Exercise data:
########################################
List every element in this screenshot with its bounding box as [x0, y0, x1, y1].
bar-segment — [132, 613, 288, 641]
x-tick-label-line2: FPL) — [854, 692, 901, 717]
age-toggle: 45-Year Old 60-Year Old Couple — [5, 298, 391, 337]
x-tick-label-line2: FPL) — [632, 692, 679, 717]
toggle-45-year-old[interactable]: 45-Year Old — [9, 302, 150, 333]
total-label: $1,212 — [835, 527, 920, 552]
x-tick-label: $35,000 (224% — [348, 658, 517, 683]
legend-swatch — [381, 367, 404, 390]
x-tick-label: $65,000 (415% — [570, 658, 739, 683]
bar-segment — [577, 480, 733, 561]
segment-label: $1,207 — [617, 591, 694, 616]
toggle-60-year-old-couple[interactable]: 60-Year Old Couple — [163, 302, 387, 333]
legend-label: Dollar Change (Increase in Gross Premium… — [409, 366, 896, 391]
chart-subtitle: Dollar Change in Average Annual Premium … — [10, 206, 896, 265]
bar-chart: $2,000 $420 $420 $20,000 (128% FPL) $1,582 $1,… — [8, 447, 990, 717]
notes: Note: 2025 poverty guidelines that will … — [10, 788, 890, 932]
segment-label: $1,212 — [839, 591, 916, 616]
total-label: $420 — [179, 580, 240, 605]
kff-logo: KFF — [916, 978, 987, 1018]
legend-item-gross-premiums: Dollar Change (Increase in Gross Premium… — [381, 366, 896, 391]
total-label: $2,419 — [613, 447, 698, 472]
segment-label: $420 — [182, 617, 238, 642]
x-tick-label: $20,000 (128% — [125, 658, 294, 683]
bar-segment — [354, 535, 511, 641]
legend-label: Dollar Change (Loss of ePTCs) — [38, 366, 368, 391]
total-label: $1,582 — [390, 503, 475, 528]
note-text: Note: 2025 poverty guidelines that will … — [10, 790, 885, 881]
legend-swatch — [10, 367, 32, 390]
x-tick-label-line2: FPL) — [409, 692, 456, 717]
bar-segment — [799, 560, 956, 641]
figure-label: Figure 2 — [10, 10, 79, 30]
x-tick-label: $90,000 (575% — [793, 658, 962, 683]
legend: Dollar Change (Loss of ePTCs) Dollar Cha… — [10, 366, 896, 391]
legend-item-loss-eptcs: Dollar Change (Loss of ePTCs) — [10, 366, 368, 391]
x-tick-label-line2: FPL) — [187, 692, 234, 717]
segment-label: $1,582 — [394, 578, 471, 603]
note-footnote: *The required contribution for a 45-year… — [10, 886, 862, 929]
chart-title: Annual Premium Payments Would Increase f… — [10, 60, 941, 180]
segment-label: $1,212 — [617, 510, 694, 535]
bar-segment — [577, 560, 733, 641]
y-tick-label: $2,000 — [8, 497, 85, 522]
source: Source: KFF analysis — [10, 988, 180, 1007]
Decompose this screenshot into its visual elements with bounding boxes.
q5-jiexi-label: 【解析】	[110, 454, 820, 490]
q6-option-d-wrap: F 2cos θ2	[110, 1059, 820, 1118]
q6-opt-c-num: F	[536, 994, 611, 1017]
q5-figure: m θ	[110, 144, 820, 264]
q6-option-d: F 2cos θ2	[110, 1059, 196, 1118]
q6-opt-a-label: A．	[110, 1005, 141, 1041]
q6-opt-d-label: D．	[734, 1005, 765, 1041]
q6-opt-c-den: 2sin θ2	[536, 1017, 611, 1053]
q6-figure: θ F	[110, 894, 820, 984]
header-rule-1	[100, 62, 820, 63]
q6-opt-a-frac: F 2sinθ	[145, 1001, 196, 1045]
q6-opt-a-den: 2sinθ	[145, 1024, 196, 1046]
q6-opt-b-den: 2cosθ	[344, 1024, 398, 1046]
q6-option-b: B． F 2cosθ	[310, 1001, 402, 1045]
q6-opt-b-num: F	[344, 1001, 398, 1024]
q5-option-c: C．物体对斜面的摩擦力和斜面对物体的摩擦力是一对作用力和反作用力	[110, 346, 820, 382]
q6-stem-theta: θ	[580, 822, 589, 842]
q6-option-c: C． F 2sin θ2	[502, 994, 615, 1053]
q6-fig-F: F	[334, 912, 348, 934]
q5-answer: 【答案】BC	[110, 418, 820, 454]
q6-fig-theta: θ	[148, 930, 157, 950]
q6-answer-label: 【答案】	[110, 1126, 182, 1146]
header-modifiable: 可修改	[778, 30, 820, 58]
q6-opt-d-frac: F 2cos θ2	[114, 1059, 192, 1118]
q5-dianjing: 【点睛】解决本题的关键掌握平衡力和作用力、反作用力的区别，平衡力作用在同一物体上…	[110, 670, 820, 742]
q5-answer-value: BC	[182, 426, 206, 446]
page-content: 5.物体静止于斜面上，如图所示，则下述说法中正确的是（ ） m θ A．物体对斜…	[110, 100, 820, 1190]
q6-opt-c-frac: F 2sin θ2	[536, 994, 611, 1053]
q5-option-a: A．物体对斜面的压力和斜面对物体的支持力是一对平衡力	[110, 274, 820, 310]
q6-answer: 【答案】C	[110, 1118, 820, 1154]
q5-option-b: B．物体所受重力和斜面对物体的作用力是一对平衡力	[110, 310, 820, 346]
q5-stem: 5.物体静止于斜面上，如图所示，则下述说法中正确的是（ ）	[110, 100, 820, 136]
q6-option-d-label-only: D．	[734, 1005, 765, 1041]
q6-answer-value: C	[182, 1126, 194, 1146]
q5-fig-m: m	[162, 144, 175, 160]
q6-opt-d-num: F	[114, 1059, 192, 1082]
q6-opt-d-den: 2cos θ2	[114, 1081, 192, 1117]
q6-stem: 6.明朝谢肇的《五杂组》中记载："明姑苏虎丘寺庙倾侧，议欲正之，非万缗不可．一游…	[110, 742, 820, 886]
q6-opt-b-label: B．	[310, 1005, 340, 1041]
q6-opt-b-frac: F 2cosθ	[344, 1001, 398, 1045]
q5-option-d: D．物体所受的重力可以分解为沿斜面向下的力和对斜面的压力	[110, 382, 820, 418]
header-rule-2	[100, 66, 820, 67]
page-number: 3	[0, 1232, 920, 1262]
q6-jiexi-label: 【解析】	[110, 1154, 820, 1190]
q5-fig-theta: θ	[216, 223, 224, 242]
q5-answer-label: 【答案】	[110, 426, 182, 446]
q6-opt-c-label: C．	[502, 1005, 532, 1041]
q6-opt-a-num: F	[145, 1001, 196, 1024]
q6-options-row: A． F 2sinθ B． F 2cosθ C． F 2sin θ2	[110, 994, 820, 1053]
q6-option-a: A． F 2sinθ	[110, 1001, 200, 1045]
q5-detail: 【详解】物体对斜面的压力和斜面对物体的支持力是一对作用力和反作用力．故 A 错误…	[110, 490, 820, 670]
########################################
Exercise task: Reproduce every line of the records above word for word, changing nothing.

Right answer:
List every element in this screenshot with its bounding box as [x0, y0, x1, y1].
bar-segment — [132, 613, 288, 641]
x-tick-label-line2: FPL) — [854, 692, 901, 717]
age-toggle: 45-Year Old 60-Year Old Couple — [5, 298, 391, 337]
x-tick-label-line2: FPL) — [632, 692, 679, 717]
toggle-45-year-old[interactable]: 45-Year Old — [9, 302, 150, 333]
total-label: $1,212 — [835, 527, 920, 552]
x-tick-label: $35,000 (224% — [348, 658, 517, 683]
legend-swatch — [381, 367, 404, 390]
x-tick-label: $65,000 (415% — [570, 658, 739, 683]
bar-segment — [577, 480, 733, 561]
segment-label: $1,207 — [617, 591, 694, 616]
toggle-60-year-old-couple[interactable]: 60-Year Old Couple — [163, 302, 387, 333]
legend-label: Dollar Change (Increase in Gross Premium… — [409, 366, 896, 391]
chart-subtitle: Dollar Change in Average Annual Premium … — [10, 206, 896, 265]
bar-chart: $2,000 $420 $420 $20,000 (128% FPL) $1,582 $1,… — [8, 447, 990, 717]
notes: Note: 2025 poverty guidelines that will … — [10, 788, 890, 932]
segment-label: $1,212 — [839, 591, 916, 616]
total-label: $420 — [179, 580, 240, 605]
kff-logo: KFF — [916, 978, 987, 1018]
legend-item-gross-premiums: Dollar Change (Increase in Gross Premium… — [381, 366, 896, 391]
total-label: $2,419 — [613, 447, 698, 472]
segment-label: $420 — [182, 617, 238, 642]
x-tick-label: $20,000 (128% — [125, 658, 294, 683]
bar-segment — [354, 535, 511, 641]
legend-label: Dollar Change (Loss of ePTCs) — [38, 366, 368, 391]
total-label: $1,582 — [390, 503, 475, 528]
note-text: Note: 2025 poverty guidelines that will … — [10, 790, 885, 881]
legend-swatch — [10, 367, 32, 390]
x-tick-label-line2: FPL) — [409, 692, 456, 717]
bar-segment — [799, 560, 956, 641]
figure-label: Figure 2 — [10, 10, 79, 30]
x-tick-label: $90,000 (575% — [793, 658, 962, 683]
legend: Dollar Change (Loss of ePTCs) Dollar Cha… — [10, 366, 896, 391]
legend-item-loss-eptcs: Dollar Change (Loss of ePTCs) — [10, 366, 368, 391]
x-tick-label-line2: FPL) — [187, 692, 234, 717]
segment-label: $1,582 — [394, 578, 471, 603]
note-footnote: *The required contribution for a 45-year… — [10, 886, 862, 929]
chart-title: Annual Premium Payments Would Increase f… — [10, 60, 941, 180]
segment-label: $1,212 — [617, 510, 694, 535]
bar-segment — [577, 560, 733, 641]
y-tick-label: $2,000 — [8, 497, 85, 522]
source: Source: KFF analysis — [10, 988, 180, 1007]
Decompose this screenshot into its visual elements with bounding boxes.
q5-jiexi-label: 【解析】	[110, 454, 820, 490]
q6-option-d-wrap: F 2cos θ2	[110, 1059, 820, 1118]
q6-opt-c-num: F	[536, 994, 611, 1017]
q5-figure: m θ	[110, 144, 820, 264]
q6-option-d: F 2cos θ2	[110, 1059, 196, 1118]
q6-opt-a-label: A．	[110, 1005, 141, 1041]
q6-opt-d-label: D．	[734, 1005, 765, 1041]
q6-opt-c-den: 2sin θ2	[536, 1017, 611, 1053]
q6-figure: θ F	[110, 894, 820, 984]
header-rule-1	[100, 62, 820, 63]
q6-opt-a-frac: F 2sinθ	[145, 1001, 196, 1045]
q6-opt-a-den: 2sinθ	[145, 1024, 196, 1046]
q6-opt-b-den: 2cosθ	[344, 1024, 398, 1046]
q6-option-b: B． F 2cosθ	[310, 1001, 402, 1045]
q6-opt-b-num: F	[344, 1001, 398, 1024]
q5-option-c: C．物体对斜面的摩擦力和斜面对物体的摩擦力是一对作用力和反作用力	[110, 346, 820, 382]
q6-stem-theta: θ	[580, 822, 589, 842]
q6-option-c: C． F 2sin θ2	[502, 994, 615, 1053]
q6-fig-F: F	[334, 912, 348, 934]
q5-answer: 【答案】BC	[110, 418, 820, 454]
q6-fig-theta: θ	[148, 930, 157, 950]
q6-answer-label: 【答案】	[110, 1126, 182, 1146]
header-modifiable: 可修改	[778, 30, 820, 58]
q6-opt-d-frac: F 2cos θ2	[114, 1059, 192, 1118]
q5-dianjing: 【点睛】解决本题的关键掌握平衡力和作用力、反作用力的区别，平衡力作用在同一物体上…	[110, 670, 820, 742]
q5-answer-value: BC	[182, 426, 206, 446]
page-content: 5.物体静止于斜面上，如图所示，则下述说法中正确的是（ ） m θ A．物体对斜…	[110, 100, 820, 1190]
q6-opt-c-frac: F 2sin θ2	[536, 994, 611, 1053]
q5-option-a: A．物体对斜面的压力和斜面对物体的支持力是一对平衡力	[110, 274, 820, 310]
q6-answer: 【答案】C	[110, 1118, 820, 1154]
q5-option-b: B．物体所受重力和斜面对物体的作用力是一对平衡力	[110, 310, 820, 346]
q5-stem: 5.物体静止于斜面上，如图所示，则下述说法中正确的是（ ）	[110, 100, 820, 136]
q6-option-d-label-only: D．	[734, 1005, 765, 1041]
q6-answer-value: C	[182, 1126, 194, 1146]
q5-fig-m: m	[162, 144, 175, 160]
q6-opt-d-num: F	[114, 1059, 192, 1082]
q6-opt-d-den: 2cos θ2	[114, 1081, 192, 1117]
q6-stem: 6.明朝谢肇的《五杂组》中记载："明姑苏虎丘寺庙倾侧，议欲正之，非万缗不可．一游…	[110, 742, 820, 886]
q6-opt-b-label: B．	[310, 1005, 340, 1041]
q6-opt-b-frac: F 2cosθ	[344, 1001, 398, 1045]
q5-option-d: D．物体所受的重力可以分解为沿斜面向下的力和对斜面的压力	[110, 382, 820, 418]
header-rule-2	[100, 66, 820, 67]
page-number: 3	[0, 1232, 920, 1262]
q6-jiexi-label: 【解析】	[110, 1154, 820, 1190]
q5-fig-theta: θ	[216, 223, 224, 242]
q5-answer-label: 【答案】	[110, 426, 182, 446]
q6-opt-c-label: C．	[502, 1005, 532, 1041]
q6-opt-a-num: F	[145, 1001, 196, 1024]
q6-options-row: A． F 2sinθ B． F 2cosθ C． F 2sin θ2	[110, 994, 820, 1053]
q6-option-a: A． F 2sinθ	[110, 1001, 200, 1045]
q5-detail: 【详解】物体对斜面的压力和斜面对物体的支持力是一对作用力和反作用力．故 A 错误…	[110, 490, 820, 670]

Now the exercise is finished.